## Task prompt
Return an exact copy of the lines from the one holding "What data populates" to the end of the data, including both the starting and final lines. Leave the pictures out.

## Stored records
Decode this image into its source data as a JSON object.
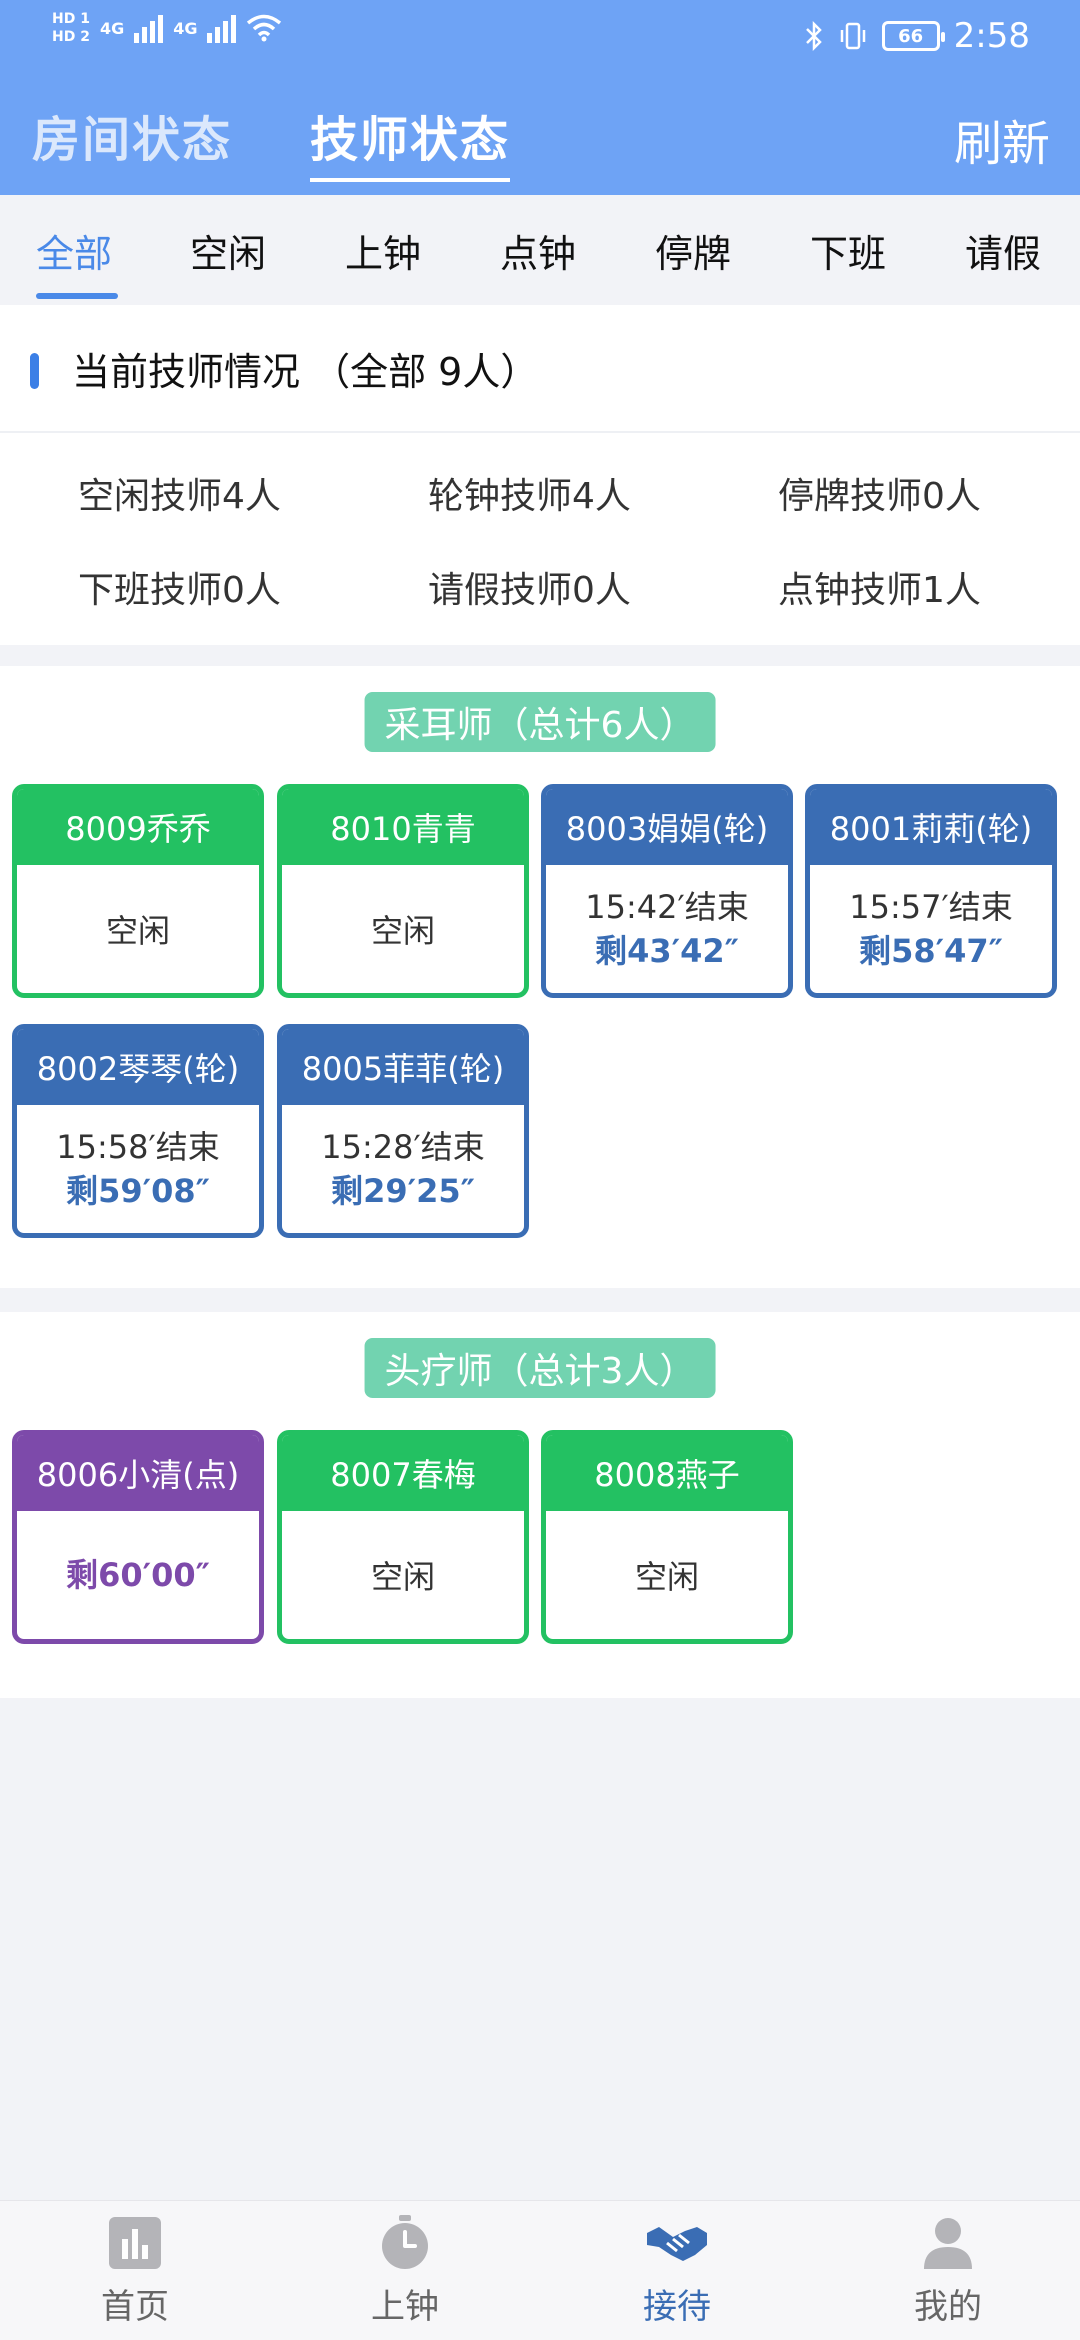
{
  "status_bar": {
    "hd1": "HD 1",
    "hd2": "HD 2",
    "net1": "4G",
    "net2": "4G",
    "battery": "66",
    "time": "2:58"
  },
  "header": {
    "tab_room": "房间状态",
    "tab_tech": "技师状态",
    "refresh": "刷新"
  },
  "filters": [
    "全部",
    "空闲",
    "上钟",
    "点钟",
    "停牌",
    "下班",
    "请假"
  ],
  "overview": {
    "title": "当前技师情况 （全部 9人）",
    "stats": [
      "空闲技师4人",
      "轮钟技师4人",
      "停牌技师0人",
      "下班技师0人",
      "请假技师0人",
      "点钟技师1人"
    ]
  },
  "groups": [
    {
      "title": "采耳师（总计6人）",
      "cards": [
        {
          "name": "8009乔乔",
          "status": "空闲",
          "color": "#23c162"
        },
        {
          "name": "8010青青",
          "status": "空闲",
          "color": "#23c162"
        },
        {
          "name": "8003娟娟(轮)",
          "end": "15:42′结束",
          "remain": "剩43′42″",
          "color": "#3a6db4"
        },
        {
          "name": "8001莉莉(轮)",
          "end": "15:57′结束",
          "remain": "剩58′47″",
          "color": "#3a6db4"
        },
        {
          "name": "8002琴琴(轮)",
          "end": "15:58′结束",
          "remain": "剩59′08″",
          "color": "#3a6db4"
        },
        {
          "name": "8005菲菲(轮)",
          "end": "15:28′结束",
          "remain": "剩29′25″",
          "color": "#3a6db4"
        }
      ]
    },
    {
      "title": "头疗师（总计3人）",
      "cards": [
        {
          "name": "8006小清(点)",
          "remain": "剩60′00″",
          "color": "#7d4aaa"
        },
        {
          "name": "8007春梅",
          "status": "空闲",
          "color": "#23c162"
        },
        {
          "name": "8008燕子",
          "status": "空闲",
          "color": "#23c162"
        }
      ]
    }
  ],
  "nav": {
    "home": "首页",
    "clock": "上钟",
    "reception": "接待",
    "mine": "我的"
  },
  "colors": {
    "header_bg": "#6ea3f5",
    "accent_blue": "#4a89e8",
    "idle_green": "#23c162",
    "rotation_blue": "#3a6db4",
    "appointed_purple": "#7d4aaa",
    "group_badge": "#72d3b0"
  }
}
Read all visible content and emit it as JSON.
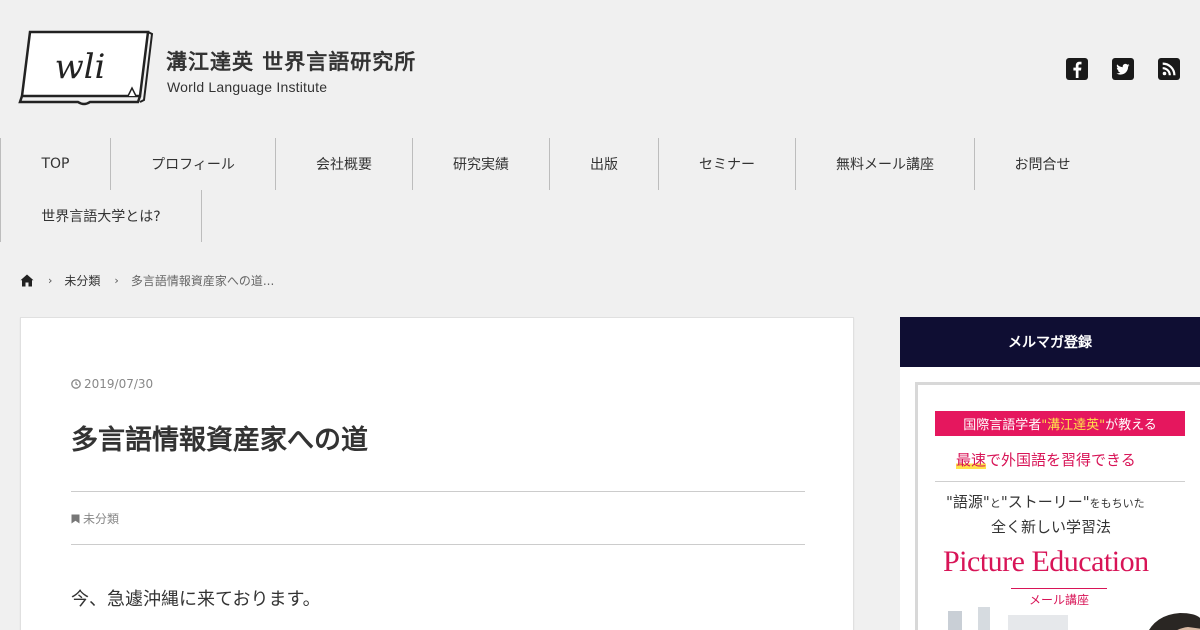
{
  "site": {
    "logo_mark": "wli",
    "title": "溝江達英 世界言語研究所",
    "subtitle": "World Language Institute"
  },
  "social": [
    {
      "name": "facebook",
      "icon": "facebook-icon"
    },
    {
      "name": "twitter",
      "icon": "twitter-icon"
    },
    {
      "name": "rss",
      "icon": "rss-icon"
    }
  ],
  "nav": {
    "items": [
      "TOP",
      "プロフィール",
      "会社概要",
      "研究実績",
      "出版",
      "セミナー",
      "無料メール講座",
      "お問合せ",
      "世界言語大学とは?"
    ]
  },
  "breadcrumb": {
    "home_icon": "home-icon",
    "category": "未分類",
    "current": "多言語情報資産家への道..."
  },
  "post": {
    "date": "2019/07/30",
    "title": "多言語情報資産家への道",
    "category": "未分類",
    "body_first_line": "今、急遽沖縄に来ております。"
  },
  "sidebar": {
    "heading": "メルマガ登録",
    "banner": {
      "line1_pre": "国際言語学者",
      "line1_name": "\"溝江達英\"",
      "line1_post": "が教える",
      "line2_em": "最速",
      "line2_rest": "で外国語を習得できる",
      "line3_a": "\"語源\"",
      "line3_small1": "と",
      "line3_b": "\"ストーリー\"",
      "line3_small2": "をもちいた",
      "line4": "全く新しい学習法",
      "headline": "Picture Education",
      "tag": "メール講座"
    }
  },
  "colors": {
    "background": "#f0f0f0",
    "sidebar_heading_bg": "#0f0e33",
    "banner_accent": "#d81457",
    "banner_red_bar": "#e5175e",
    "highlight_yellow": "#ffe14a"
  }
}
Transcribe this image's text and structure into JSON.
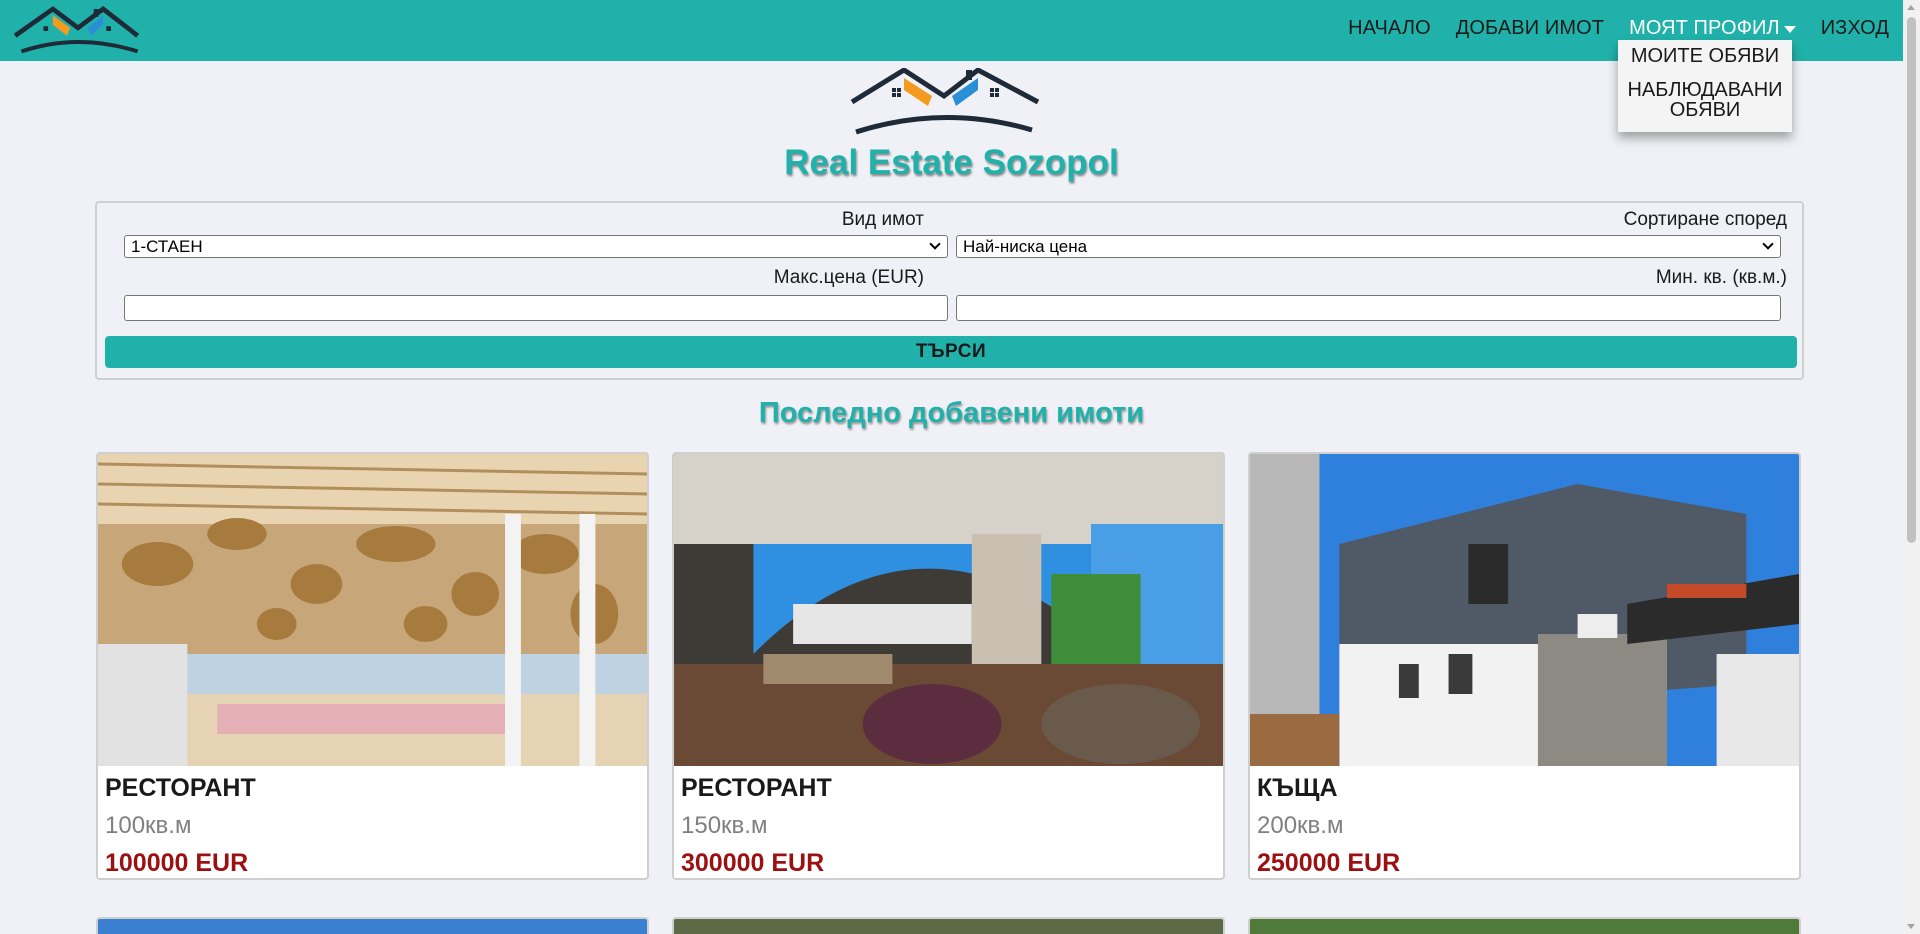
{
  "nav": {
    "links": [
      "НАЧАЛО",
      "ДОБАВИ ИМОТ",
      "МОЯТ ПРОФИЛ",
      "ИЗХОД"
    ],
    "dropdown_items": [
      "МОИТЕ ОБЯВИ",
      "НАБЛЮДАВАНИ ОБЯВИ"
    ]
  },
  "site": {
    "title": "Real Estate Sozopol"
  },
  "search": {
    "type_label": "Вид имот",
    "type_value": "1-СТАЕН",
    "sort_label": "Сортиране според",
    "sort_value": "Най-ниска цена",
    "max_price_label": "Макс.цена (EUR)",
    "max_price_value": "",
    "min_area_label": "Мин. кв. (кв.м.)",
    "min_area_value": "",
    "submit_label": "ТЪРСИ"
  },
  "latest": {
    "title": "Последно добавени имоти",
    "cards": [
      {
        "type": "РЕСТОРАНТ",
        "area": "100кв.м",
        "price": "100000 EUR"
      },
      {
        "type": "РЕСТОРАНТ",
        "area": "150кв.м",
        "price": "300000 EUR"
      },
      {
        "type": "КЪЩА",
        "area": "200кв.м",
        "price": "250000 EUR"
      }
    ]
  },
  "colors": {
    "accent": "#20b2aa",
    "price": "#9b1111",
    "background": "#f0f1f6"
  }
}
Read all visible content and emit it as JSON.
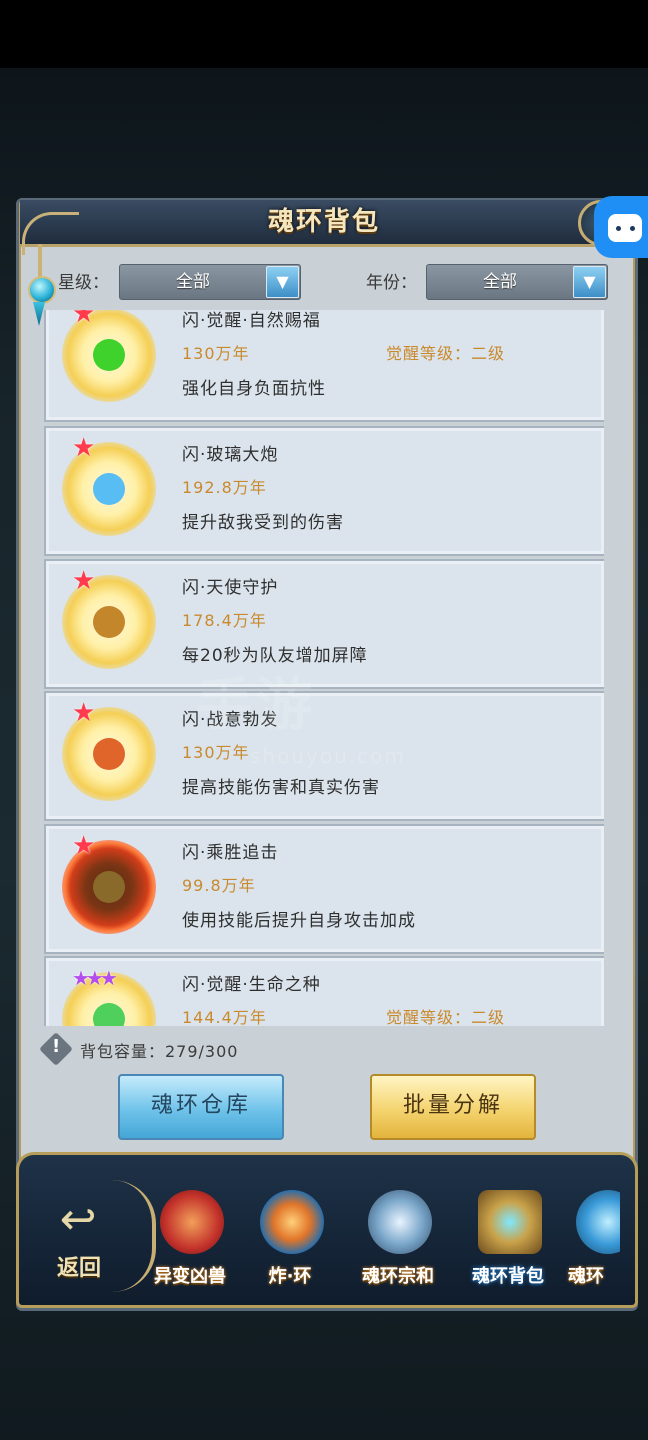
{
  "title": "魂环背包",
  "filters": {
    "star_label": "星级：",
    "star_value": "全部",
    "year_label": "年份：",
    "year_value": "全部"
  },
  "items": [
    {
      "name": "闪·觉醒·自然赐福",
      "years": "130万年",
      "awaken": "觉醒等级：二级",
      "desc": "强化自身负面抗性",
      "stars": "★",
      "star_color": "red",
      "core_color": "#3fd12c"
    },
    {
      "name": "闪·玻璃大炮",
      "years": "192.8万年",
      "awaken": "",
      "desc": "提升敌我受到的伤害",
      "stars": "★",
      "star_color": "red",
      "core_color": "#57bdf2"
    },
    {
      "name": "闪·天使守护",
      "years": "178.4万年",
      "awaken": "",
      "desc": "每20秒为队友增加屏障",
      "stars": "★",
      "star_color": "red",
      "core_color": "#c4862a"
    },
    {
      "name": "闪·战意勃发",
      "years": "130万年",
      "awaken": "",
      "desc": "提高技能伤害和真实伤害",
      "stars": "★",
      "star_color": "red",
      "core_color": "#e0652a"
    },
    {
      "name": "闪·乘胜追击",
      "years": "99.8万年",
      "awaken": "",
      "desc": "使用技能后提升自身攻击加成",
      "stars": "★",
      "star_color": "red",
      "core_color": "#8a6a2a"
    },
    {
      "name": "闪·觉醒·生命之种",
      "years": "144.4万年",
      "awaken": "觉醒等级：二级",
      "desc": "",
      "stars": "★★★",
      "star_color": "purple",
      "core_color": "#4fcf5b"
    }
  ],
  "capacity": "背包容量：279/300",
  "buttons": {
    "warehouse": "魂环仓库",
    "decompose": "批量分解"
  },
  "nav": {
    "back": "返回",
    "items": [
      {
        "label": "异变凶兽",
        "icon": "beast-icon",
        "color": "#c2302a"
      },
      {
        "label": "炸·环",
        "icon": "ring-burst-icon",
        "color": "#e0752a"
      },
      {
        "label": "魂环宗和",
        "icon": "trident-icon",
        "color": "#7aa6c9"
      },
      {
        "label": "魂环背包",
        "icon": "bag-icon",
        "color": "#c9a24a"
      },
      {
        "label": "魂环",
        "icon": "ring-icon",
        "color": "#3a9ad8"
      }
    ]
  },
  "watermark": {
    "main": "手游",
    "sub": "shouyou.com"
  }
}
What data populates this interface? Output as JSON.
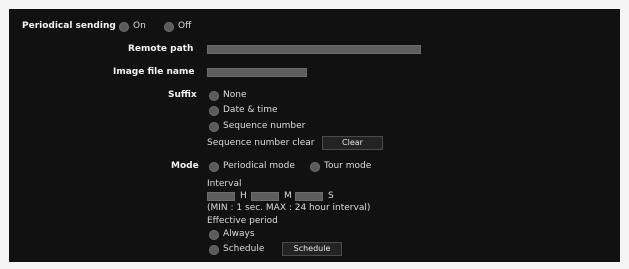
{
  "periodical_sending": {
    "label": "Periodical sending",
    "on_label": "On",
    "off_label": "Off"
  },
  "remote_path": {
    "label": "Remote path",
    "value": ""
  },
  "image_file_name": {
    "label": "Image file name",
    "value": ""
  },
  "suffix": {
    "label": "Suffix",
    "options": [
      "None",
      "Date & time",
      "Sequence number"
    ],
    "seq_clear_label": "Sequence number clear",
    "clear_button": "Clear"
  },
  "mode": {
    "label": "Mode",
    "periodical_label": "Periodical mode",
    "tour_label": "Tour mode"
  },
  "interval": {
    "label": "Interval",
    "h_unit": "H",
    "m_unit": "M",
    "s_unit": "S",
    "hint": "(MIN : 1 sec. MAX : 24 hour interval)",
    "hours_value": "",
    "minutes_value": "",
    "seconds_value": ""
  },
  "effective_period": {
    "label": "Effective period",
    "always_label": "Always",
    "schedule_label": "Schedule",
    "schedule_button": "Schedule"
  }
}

## Output below
What data populates this interface? Output as JSON.
{
  "periodical_sending": {
    "label": "Periodical sending",
    "on_label": "On",
    "off_label": "Off"
  },
  "remote_path": {
    "label": "Remote path",
    "value": ""
  },
  "image_file_name": {
    "label": "Image file name",
    "value": ""
  },
  "suffix": {
    "label": "Suffix",
    "options": [
      "None",
      "Date & time",
      "Sequence number"
    ],
    "seq_clear_label": "Sequence number clear",
    "clear_button": "Clear"
  },
  "mode": {
    "label": "Mode",
    "periodical_label": "Periodical mode",
    "tour_label": "Tour mode"
  },
  "interval": {
    "label": "Interval",
    "h_unit": "H",
    "m_unit": "M",
    "s_unit": "S",
    "hint": "(MIN : 1 sec. MAX : 24 hour interval)",
    "hours_value": "",
    "minutes_value": "",
    "seconds_value": ""
  },
  "effective_period": {
    "label": "Effective period",
    "always_label": "Always",
    "schedule_label": "Schedule",
    "schedule_button": "Schedule"
  }
}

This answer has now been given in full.